→ **Assigned task**
The complete data, repeated exactly, should form your response.

Collection entries
____

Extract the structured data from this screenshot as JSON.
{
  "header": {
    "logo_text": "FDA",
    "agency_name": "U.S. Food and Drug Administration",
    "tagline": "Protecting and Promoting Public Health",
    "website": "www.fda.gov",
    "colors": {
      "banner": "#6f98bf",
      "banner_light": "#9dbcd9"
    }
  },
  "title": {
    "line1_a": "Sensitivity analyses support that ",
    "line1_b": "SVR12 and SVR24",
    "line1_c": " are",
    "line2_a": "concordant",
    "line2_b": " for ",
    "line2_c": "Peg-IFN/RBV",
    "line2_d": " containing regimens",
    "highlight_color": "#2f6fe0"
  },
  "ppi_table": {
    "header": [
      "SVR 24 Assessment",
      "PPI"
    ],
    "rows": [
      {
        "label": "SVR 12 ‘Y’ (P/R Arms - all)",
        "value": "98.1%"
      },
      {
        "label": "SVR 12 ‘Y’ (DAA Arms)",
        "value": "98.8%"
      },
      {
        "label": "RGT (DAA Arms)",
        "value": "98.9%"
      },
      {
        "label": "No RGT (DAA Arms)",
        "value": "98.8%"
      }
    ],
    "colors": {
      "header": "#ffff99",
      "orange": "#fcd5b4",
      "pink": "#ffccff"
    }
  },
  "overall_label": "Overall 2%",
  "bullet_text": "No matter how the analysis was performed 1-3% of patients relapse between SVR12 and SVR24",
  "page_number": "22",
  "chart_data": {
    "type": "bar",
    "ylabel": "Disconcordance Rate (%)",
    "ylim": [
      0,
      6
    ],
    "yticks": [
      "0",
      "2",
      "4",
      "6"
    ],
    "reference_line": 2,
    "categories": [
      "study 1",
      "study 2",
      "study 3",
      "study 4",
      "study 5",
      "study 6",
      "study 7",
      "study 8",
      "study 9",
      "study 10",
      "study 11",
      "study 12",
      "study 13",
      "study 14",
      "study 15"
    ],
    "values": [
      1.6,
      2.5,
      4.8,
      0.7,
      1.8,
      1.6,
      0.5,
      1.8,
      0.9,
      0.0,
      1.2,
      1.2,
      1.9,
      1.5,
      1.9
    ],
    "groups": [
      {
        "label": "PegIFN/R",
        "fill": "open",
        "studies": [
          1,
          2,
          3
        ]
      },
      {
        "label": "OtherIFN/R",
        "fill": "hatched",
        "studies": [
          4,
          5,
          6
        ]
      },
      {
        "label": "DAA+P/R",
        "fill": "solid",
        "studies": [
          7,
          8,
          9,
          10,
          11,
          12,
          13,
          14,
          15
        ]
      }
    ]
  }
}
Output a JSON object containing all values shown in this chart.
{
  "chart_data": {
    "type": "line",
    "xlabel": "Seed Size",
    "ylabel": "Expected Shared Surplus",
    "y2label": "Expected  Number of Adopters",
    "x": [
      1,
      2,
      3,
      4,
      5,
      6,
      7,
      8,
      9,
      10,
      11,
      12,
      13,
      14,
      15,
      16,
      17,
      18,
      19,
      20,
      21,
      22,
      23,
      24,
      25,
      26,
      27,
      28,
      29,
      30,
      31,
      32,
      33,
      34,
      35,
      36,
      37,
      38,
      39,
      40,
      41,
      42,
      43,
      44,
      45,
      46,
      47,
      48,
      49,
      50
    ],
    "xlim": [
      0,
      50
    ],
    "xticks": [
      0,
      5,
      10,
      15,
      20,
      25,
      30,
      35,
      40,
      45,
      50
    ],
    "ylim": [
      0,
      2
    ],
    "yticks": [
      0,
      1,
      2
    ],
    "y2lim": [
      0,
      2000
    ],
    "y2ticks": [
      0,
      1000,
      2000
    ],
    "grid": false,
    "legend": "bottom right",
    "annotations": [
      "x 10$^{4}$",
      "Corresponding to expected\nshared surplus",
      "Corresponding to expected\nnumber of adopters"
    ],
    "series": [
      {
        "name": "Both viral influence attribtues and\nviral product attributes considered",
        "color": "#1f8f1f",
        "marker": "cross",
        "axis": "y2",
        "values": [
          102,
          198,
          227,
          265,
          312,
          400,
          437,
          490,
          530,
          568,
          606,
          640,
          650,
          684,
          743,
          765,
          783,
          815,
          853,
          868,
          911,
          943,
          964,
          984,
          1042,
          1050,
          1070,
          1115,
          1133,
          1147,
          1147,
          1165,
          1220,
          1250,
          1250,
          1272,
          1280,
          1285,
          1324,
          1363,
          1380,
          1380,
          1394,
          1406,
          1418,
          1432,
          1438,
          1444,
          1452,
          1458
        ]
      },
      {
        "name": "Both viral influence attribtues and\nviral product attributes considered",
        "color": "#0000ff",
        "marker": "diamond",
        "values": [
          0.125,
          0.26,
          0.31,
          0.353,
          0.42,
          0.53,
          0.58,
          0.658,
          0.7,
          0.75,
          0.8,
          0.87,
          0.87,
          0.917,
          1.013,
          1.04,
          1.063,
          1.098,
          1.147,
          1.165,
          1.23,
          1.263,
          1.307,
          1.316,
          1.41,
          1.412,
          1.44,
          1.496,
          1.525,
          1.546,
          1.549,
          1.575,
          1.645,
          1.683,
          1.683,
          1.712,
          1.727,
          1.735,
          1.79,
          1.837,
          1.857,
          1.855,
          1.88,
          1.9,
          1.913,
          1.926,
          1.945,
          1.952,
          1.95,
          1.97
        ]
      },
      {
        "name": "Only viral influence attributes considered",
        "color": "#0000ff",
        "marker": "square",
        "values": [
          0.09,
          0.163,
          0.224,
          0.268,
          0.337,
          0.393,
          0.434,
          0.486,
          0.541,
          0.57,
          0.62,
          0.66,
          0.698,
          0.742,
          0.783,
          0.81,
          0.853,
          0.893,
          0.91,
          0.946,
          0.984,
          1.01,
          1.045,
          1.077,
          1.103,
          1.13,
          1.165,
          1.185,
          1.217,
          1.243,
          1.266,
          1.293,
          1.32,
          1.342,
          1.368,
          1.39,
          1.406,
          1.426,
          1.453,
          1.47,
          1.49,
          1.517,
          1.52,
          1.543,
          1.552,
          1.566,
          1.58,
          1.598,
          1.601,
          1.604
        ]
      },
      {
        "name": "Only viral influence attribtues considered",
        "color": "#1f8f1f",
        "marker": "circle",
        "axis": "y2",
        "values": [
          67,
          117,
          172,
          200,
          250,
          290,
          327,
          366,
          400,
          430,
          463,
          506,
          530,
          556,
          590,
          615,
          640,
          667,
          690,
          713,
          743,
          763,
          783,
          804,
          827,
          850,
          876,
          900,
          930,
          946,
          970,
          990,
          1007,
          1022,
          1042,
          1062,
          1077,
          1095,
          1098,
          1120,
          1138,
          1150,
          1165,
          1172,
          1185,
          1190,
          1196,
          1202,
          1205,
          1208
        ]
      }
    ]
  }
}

____

→ **Response to this task**
Extract the structured data from this screenshot as JSON.
{
  "header": {
    "logo_text": "FDA",
    "agency_name": "U.S. Food and Drug Administration",
    "tagline": "Protecting and Promoting Public Health",
    "website": "www.fda.gov",
    "colors": {
      "banner": "#6f98bf",
      "banner_light": "#9dbcd9"
    }
  },
  "title": {
    "line1_a": "Sensitivity analyses support that ",
    "line1_b": "SVR12 and SVR24",
    "line1_c": " are",
    "line2_a": "concordant",
    "line2_b": " for ",
    "line2_c": "Peg-IFN/RBV",
    "line2_d": " containing regimens",
    "highlight_color": "#2f6fe0"
  },
  "ppi_table": {
    "header": [
      "SVR 24 Assessment",
      "PPI"
    ],
    "rows": [
      {
        "label": "SVR 12 ‘Y’ (P/R Arms - all)",
        "value": "98.1%"
      },
      {
        "label": "SVR 12 ‘Y’ (DAA Arms)",
        "value": "98.8%"
      },
      {
        "label": "RGT (DAA Arms)",
        "value": "98.9%"
      },
      {
        "label": "No RGT (DAA Arms)",
        "value": "98.8%"
      }
    ],
    "colors": {
      "header": "#ffff99",
      "orange": "#fcd5b4",
      "pink": "#ffccff"
    }
  },
  "overall_label": "Overall 2%",
  "bullet_text": "No matter how the analysis was performed 1-3% of patients relapse between SVR12 and SVR24",
  "page_number": "22",
  "chart_data": {
    "type": "bar",
    "ylabel": "Disconcordance Rate (%)",
    "ylim": [
      0,
      6
    ],
    "yticks": [
      "0",
      "2",
      "4",
      "6"
    ],
    "reference_line": 2,
    "categories": [
      "study 1",
      "study 2",
      "study 3",
      "study 4",
      "study 5",
      "study 6",
      "study 7",
      "study 8",
      "study 9",
      "study 10",
      "study 11",
      "study 12",
      "study 13",
      "study 14",
      "study 15"
    ],
    "values": [
      1.6,
      2.5,
      4.8,
      0.7,
      1.8,
      1.6,
      0.5,
      1.8,
      0.9,
      0.0,
      1.2,
      1.2,
      1.9,
      1.5,
      1.9
    ],
    "groups": [
      {
        "label": "PegIFN/R",
        "fill": "open",
        "studies": [
          1,
          2,
          3
        ]
      },
      {
        "label": "OtherIFN/R",
        "fill": "hatched",
        "studies": [
          4,
          5,
          6
        ]
      },
      {
        "label": "DAA+P/R",
        "fill": "solid",
        "studies": [
          7,
          8,
          9,
          10,
          11,
          12,
          13,
          14,
          15
        ]
      }
    ]
  }
}
Output a JSON object containing all values shown in this chart.
{
  "chart_data": {
    "type": "line",
    "xlabel": "Seed Size",
    "ylabel": "Expected Shared Surplus",
    "y2label": "Expected  Number of Adopters",
    "x": [
      1,
      2,
      3,
      4,
      5,
      6,
      7,
      8,
      9,
      10,
      11,
      12,
      13,
      14,
      15,
      16,
      17,
      18,
      19,
      20,
      21,
      22,
      23,
      24,
      25,
      26,
      27,
      28,
      29,
      30,
      31,
      32,
      33,
      34,
      35,
      36,
      37,
      38,
      39,
      40,
      41,
      42,
      43,
      44,
      45,
      46,
      47,
      48,
      49,
      50
    ],
    "xlim": [
      0,
      50
    ],
    "xticks": [
      0,
      5,
      10,
      15,
      20,
      25,
      30,
      35,
      40,
      45,
      50
    ],
    "ylim": [
      0,
      2
    ],
    "yticks": [
      0,
      1,
      2
    ],
    "y2lim": [
      0,
      2000
    ],
    "y2ticks": [
      0,
      1000,
      2000
    ],
    "grid": false,
    "legend": "bottom right",
    "annotations": [
      "x 10$^{4}$",
      "Corresponding to expected\nshared surplus",
      "Corresponding to expected\nnumber of adopters"
    ],
    "series": [
      {
        "name": "Both viral influence attribtues and\nviral product attributes considered",
        "color": "#1f8f1f",
        "marker": "cross",
        "axis": "y2",
        "values": [
          102,
          198,
          227,
          265,
          312,
          400,
          437,
          490,
          530,
          568,
          606,
          640,
          650,
          684,
          743,
          765,
          783,
          815,
          853,
          868,
          911,
          943,
          964,
          984,
          1042,
          1050,
          1070,
          1115,
          1133,
          1147,
          1147,
          1165,
          1220,
          1250,
          1250,
          1272,
          1280,
          1285,
          1324,
          1363,
          1380,
          1380,
          1394,
          1406,
          1418,
          1432,
          1438,
          1444,
          1452,
          1458
        ]
      },
      {
        "name": "Both viral influence attribtues and\nviral product attributes considered",
        "color": "#0000ff",
        "marker": "diamond",
        "values": [
          0.125,
          0.26,
          0.31,
          0.353,
          0.42,
          0.53,
          0.58,
          0.658,
          0.7,
          0.75,
          0.8,
          0.87,
          0.87,
          0.917,
          1.013,
          1.04,
          1.063,
          1.098,
          1.147,
          1.165,
          1.23,
          1.263,
          1.307,
          1.316,
          1.41,
          1.412,
          1.44,
          1.496,
          1.525,
          1.546,
          1.549,
          1.575,
          1.645,
          1.683,
          1.683,
          1.712,
          1.727,
          1.735,
          1.79,
          1.837,
          1.857,
          1.855,
          1.88,
          1.9,
          1.913,
          1.926,
          1.945,
          1.952,
          1.95,
          1.97
        ]
      },
      {
        "name": "Only viral influence attributes considered",
        "color": "#0000ff",
        "marker": "square",
        "values": [
          0.09,
          0.163,
          0.224,
          0.268,
          0.337,
          0.393,
          0.434,
          0.486,
          0.541,
          0.57,
          0.62,
          0.66,
          0.698,
          0.742,
          0.783,
          0.81,
          0.853,
          0.893,
          0.91,
          0.946,
          0.984,
          1.01,
          1.045,
          1.077,
          1.103,
          1.13,
          1.165,
          1.185,
          1.217,
          1.243,
          1.266,
          1.293,
          1.32,
          1.342,
          1.368,
          1.39,
          1.406,
          1.426,
          1.453,
          1.47,
          1.49,
          1.517,
          1.52,
          1.543,
          1.552,
          1.566,
          1.58,
          1.598,
          1.601,
          1.604
        ]
      },
      {
        "name": "Only viral influence attribtues considered",
        "color": "#1f8f1f",
        "marker": "circle",
        "axis": "y2",
        "values": [
          67,
          117,
          172,
          200,
          250,
          290,
          327,
          366,
          400,
          430,
          463,
          506,
          530,
          556,
          590,
          615,
          640,
          667,
          690,
          713,
          743,
          763,
          783,
          804,
          827,
          850,
          876,
          900,
          930,
          946,
          970,
          990,
          1007,
          1022,
          1042,
          1062,
          1077,
          1095,
          1098,
          1120,
          1138,
          1150,
          1165,
          1172,
          1185,
          1190,
          1196,
          1202,
          1205,
          1208
        ]
      }
    ]
  }
}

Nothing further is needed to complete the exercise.